[Start of Records to process]
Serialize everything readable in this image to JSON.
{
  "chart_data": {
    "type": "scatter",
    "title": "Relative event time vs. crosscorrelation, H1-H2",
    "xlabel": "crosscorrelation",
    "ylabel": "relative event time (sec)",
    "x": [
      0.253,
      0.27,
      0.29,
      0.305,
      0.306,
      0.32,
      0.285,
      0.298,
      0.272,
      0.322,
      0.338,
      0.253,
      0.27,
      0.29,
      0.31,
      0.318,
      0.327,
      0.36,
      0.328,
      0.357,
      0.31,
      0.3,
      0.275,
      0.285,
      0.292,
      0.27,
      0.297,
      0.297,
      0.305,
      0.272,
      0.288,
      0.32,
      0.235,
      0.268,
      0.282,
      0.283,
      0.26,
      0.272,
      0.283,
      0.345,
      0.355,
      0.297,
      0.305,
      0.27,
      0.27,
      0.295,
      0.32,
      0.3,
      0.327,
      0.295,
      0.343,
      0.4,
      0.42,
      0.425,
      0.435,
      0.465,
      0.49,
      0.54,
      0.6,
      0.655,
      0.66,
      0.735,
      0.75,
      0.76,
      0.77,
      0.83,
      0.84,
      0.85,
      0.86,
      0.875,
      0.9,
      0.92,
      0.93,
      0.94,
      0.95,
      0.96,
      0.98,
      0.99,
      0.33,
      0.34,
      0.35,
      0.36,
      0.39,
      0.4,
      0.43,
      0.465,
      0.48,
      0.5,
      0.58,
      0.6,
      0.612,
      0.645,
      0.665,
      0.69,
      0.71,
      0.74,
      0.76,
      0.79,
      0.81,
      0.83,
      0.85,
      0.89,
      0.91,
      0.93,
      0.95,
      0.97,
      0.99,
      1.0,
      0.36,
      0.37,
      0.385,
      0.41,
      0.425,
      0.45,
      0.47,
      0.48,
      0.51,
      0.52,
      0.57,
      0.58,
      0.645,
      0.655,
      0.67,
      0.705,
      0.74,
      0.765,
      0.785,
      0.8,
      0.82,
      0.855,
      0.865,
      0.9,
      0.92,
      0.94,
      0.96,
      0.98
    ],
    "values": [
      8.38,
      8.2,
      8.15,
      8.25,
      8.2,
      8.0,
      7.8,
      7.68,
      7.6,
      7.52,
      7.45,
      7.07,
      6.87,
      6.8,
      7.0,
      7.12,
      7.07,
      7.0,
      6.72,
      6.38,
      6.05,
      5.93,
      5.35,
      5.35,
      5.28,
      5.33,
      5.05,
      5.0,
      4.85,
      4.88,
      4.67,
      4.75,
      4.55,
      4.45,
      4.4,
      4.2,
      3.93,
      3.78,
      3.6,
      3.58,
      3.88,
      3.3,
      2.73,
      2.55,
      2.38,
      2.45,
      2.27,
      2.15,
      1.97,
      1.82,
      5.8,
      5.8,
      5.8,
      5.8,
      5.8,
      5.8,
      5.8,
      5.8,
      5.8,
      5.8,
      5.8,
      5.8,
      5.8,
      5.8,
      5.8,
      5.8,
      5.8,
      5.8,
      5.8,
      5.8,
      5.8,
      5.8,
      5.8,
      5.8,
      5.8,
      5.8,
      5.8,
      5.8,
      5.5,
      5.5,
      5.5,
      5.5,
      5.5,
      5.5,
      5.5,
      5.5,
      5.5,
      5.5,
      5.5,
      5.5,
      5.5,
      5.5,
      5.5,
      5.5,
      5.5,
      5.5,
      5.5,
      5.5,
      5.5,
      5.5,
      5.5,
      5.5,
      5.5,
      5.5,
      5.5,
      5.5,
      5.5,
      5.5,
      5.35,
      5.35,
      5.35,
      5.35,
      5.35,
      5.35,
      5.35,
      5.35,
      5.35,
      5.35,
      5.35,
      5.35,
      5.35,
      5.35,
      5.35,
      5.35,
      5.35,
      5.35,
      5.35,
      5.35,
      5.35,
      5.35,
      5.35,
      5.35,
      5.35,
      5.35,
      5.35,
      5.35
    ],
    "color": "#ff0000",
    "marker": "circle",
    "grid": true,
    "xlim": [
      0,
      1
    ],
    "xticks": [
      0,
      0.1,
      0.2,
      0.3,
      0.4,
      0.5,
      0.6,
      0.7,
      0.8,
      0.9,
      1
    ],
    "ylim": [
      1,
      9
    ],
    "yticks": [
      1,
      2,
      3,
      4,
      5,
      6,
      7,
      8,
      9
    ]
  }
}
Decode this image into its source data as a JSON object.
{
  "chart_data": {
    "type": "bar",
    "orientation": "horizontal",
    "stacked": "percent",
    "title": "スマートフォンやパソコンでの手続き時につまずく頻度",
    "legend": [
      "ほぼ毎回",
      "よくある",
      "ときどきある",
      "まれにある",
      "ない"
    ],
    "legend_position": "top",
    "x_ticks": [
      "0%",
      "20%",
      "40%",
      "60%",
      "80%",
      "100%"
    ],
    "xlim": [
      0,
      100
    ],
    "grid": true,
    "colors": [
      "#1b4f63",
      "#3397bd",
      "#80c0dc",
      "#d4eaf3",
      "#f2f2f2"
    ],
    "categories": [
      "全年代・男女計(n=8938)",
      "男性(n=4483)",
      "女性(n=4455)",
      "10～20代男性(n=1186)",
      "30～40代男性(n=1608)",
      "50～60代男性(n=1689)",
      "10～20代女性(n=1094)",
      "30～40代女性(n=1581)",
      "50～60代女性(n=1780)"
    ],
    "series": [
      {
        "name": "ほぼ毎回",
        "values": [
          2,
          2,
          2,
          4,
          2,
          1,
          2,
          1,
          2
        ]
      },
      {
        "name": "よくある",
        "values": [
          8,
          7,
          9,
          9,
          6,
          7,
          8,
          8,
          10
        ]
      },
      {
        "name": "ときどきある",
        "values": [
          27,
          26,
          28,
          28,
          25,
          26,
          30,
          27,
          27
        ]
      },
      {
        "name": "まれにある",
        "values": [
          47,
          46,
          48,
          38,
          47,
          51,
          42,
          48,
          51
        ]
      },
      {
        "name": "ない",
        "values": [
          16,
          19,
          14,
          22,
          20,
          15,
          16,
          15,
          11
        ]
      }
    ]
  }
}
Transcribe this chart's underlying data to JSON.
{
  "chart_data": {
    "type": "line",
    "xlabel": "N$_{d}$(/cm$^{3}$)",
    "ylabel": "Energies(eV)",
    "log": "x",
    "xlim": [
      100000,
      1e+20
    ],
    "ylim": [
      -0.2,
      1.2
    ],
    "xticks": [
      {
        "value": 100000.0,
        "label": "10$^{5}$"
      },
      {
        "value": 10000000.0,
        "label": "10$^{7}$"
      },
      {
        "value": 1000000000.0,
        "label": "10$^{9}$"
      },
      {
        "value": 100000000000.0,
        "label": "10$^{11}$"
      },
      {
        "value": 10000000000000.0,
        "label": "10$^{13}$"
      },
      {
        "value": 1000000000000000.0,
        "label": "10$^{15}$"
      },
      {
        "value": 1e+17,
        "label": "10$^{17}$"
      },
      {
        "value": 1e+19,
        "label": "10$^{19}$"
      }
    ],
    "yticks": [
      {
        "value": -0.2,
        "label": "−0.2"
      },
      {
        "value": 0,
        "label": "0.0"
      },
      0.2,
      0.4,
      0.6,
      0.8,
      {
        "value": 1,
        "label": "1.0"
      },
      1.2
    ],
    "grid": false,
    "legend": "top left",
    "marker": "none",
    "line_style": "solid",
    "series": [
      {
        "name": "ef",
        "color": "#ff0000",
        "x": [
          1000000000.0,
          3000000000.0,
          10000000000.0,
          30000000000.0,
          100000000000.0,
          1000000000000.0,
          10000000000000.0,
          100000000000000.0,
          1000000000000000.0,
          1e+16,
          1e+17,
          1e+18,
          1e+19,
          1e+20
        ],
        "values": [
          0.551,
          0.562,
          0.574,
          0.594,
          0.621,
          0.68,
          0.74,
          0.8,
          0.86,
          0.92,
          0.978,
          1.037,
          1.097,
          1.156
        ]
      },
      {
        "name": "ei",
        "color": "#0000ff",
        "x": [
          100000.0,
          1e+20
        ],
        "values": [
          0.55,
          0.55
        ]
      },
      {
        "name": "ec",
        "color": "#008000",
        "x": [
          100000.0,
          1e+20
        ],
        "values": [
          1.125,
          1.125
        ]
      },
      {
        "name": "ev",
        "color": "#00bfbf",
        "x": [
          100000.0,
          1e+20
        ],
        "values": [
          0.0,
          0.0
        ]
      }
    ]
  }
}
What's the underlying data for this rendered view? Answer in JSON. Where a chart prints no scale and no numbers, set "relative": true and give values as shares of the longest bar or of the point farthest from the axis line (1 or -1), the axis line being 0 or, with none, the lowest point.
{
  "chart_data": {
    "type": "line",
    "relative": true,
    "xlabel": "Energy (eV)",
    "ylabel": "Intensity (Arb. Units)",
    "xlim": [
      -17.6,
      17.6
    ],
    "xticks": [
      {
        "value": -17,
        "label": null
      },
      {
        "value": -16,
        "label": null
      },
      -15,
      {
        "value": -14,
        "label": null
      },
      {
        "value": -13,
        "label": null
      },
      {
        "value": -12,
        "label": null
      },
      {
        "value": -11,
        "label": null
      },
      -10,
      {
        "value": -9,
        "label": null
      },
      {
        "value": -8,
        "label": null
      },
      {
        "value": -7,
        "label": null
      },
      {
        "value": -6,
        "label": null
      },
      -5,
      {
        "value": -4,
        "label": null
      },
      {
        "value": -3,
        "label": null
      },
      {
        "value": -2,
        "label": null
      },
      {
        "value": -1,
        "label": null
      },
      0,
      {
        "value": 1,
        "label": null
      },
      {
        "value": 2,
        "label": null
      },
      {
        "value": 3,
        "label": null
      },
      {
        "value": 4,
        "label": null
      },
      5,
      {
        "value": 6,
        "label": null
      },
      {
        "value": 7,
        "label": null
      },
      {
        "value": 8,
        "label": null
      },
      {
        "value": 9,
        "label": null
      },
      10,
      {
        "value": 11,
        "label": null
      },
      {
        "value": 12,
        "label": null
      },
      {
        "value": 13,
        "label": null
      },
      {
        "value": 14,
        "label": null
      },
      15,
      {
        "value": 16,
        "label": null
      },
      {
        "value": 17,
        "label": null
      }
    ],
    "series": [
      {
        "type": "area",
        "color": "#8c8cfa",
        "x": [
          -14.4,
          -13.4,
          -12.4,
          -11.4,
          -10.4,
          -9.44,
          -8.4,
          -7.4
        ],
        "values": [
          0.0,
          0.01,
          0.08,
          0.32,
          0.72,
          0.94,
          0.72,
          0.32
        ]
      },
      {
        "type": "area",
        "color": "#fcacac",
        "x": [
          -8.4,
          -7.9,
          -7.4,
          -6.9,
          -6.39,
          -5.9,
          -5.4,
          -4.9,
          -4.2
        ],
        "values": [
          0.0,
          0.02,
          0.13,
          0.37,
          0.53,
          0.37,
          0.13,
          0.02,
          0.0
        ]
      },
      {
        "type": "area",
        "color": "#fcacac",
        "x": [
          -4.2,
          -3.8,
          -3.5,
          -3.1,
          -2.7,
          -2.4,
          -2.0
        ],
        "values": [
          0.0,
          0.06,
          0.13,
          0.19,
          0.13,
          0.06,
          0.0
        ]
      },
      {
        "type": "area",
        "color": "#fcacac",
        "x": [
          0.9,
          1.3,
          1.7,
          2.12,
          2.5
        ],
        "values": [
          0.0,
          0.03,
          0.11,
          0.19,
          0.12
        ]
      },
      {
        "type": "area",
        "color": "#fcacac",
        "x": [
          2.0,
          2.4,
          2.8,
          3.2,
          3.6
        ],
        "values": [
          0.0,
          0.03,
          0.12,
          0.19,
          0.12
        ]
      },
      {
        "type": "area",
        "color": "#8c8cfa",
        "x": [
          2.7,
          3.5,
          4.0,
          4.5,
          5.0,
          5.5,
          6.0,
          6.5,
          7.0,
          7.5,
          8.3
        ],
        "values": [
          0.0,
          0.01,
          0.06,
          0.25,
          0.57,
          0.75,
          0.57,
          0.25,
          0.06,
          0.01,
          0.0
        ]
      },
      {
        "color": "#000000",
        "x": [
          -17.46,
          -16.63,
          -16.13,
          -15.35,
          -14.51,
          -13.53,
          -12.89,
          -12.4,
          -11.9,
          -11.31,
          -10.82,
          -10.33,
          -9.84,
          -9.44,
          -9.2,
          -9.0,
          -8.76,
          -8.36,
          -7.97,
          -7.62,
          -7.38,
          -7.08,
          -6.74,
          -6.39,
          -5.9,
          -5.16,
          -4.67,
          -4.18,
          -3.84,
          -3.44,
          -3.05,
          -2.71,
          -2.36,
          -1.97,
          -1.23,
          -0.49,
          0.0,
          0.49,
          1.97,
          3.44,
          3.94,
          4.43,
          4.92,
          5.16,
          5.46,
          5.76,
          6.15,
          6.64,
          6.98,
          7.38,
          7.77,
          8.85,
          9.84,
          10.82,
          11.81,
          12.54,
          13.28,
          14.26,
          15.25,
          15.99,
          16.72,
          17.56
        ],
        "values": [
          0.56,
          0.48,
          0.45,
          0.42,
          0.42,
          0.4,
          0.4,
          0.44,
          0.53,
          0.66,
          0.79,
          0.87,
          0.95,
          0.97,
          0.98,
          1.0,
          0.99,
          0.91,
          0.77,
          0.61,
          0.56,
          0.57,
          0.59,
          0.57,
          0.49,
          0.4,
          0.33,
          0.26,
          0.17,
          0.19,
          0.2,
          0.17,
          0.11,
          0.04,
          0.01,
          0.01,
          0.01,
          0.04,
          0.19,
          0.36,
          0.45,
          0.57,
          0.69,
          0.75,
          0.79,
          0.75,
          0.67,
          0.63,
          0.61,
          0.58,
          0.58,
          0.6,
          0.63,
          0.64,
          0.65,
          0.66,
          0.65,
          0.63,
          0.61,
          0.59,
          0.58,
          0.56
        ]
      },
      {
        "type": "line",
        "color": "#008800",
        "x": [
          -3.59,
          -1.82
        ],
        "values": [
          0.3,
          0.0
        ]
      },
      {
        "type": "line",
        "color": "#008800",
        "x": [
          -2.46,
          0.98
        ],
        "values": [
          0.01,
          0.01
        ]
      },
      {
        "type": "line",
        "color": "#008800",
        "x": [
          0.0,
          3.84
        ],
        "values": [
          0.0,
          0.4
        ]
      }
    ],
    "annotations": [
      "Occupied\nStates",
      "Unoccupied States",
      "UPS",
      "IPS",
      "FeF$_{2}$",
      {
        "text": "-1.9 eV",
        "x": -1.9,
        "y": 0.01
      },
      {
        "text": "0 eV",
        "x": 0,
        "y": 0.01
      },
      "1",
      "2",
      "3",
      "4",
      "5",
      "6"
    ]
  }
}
[End of Records to process]
* _Challenge_:
Find each line that has the word "title", then copy it out.

* _The completed task_:
    "title": "Relative event time vs. crosscorrelation, H1-H2",
    "title": "スマートフォンやパソコンでの手続き時につまずく頻度",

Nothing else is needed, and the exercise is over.